*CHALLENGE*: Give the number of lines in the entries that contain "membership". State only the count.

>> Start STORED RECORDS

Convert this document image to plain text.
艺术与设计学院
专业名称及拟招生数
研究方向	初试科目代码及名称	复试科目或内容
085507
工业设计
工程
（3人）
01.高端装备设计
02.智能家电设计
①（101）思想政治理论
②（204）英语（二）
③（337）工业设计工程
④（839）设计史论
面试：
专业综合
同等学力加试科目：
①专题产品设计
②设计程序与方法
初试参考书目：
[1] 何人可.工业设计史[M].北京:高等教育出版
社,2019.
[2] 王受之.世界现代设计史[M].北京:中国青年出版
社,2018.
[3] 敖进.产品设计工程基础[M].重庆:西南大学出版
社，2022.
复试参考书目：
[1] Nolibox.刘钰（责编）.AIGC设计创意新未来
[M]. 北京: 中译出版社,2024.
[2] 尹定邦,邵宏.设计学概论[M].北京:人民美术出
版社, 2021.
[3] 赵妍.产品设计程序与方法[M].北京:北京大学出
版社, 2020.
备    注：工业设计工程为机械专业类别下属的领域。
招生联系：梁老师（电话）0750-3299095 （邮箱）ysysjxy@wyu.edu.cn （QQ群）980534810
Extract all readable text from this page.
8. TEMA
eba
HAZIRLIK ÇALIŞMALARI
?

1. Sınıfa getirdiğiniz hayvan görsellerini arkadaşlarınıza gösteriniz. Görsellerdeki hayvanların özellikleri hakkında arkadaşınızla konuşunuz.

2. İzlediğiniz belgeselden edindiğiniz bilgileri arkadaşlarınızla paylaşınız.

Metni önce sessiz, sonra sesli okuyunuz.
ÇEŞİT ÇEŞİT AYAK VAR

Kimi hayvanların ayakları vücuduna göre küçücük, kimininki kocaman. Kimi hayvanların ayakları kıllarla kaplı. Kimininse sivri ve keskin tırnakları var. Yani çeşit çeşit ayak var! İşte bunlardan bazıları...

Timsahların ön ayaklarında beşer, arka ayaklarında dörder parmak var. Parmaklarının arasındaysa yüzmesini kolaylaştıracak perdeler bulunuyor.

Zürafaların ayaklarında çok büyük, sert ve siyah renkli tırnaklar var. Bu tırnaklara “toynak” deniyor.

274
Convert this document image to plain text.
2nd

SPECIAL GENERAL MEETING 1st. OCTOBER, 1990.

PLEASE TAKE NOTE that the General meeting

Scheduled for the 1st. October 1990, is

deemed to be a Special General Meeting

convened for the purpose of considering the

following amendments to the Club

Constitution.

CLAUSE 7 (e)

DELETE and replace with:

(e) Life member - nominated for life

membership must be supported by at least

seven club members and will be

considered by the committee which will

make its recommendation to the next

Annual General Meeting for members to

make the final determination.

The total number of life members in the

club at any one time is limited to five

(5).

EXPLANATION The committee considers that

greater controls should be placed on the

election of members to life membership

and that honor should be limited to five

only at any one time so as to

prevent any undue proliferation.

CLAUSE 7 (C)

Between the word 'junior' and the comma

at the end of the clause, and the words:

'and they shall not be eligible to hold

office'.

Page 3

>> End STORED RECORDS
>> Start STORED RECORDS

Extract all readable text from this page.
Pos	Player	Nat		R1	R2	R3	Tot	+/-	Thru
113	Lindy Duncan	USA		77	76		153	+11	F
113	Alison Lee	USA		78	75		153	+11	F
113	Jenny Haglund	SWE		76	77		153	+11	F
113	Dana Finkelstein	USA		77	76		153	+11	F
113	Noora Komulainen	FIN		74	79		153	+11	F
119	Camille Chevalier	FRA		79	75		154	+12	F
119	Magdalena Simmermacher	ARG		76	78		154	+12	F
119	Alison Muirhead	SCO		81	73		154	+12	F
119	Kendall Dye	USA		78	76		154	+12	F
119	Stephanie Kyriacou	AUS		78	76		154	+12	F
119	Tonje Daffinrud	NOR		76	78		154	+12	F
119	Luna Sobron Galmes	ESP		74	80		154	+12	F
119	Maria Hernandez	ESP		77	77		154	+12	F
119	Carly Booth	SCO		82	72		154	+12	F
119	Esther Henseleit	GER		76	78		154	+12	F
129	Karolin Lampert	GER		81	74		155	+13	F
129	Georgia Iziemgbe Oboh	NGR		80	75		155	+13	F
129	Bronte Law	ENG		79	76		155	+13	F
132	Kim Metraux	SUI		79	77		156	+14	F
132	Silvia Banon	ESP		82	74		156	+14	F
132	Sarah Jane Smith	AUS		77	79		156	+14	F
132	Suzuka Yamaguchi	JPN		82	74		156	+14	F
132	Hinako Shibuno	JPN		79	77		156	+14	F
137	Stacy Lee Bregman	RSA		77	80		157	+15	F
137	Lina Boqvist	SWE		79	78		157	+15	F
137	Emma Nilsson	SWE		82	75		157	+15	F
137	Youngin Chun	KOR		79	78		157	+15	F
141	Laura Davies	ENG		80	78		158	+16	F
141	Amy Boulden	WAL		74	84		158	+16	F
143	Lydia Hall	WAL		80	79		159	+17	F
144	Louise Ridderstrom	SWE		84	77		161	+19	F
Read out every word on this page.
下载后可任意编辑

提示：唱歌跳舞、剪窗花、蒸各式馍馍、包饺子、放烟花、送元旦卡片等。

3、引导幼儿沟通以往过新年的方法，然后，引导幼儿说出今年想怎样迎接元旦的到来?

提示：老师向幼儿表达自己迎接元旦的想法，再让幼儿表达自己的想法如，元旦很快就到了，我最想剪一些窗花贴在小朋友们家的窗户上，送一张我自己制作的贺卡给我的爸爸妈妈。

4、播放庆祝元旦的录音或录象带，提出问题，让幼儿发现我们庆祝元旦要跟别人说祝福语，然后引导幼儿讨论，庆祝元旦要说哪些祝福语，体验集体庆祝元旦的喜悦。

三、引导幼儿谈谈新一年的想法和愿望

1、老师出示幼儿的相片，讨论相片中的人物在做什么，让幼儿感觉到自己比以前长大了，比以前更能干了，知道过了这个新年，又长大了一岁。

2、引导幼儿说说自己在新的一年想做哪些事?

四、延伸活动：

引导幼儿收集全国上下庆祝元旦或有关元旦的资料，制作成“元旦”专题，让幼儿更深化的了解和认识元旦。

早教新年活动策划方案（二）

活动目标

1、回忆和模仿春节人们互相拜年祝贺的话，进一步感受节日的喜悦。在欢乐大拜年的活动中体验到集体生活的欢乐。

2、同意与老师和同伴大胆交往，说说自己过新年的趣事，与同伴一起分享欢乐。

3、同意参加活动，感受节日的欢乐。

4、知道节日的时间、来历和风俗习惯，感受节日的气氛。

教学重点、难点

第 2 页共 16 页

>> End STORED RECORDS
>> Start STORED RECORDS

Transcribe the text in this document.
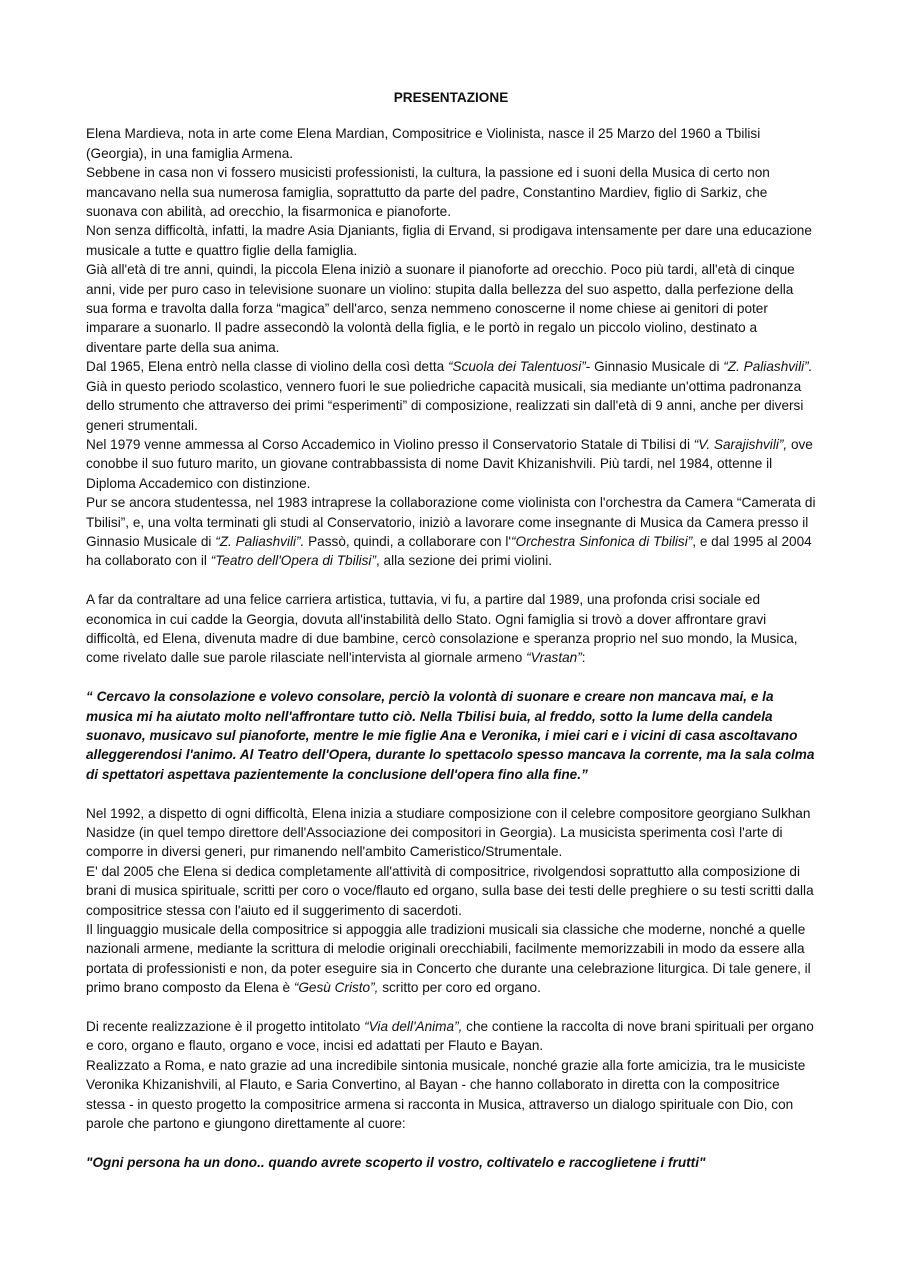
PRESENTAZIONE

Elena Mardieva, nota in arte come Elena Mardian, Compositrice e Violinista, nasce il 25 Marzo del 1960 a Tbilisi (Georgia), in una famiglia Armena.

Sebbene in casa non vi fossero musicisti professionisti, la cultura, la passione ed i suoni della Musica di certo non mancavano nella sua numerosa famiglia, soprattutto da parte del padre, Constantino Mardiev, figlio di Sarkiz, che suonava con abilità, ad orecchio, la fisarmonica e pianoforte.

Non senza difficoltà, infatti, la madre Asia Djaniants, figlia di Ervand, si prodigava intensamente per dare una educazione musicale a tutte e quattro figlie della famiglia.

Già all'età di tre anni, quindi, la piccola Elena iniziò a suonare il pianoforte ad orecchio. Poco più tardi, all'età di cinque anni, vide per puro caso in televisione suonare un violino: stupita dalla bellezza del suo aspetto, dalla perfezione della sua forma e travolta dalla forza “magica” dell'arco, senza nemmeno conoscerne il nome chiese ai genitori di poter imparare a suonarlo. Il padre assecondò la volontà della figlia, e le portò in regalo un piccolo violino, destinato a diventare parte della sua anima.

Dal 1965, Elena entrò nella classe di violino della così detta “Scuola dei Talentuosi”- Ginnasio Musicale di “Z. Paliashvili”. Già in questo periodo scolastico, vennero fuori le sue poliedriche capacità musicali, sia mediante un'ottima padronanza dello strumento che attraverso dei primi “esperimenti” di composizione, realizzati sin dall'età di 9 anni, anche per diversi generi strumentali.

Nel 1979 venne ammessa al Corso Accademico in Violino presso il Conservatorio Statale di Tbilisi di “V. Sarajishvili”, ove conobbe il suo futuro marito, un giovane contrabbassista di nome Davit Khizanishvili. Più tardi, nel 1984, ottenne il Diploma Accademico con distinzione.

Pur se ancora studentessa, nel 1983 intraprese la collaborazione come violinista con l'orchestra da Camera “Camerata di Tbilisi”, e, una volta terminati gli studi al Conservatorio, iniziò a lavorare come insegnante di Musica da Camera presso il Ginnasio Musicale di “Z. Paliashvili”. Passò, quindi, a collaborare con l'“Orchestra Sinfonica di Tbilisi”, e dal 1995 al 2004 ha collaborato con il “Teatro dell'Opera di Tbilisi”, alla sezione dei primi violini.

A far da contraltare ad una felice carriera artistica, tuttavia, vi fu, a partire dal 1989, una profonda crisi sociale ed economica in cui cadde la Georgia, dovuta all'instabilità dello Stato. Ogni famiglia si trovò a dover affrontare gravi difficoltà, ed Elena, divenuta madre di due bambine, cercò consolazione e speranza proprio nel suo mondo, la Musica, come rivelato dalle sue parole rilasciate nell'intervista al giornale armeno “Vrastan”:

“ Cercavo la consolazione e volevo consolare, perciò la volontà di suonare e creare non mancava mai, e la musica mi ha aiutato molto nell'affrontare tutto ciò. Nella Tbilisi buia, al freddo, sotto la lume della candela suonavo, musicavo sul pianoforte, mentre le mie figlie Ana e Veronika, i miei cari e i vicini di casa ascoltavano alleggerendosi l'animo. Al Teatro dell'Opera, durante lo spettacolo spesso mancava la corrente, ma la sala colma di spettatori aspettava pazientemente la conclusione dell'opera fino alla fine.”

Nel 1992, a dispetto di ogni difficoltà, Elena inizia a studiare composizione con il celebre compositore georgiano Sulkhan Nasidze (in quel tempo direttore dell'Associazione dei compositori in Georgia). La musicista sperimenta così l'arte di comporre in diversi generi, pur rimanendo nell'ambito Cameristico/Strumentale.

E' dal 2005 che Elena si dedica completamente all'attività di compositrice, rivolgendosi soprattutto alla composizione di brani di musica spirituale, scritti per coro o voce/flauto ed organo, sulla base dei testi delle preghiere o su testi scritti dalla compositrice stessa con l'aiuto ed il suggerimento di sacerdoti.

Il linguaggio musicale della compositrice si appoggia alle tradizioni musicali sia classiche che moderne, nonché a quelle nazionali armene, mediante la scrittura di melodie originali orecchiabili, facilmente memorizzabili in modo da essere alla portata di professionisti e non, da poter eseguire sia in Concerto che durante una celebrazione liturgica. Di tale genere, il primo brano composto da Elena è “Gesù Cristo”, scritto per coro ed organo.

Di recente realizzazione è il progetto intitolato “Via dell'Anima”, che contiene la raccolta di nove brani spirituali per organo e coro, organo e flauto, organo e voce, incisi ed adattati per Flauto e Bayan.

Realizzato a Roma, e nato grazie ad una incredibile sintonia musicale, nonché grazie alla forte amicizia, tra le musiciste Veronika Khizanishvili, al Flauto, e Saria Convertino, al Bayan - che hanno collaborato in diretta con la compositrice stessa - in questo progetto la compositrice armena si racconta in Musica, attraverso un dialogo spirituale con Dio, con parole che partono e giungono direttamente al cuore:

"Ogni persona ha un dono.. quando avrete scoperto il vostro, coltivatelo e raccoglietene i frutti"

>> End STORED RECORDS

*OUTPUT BELOW*: 2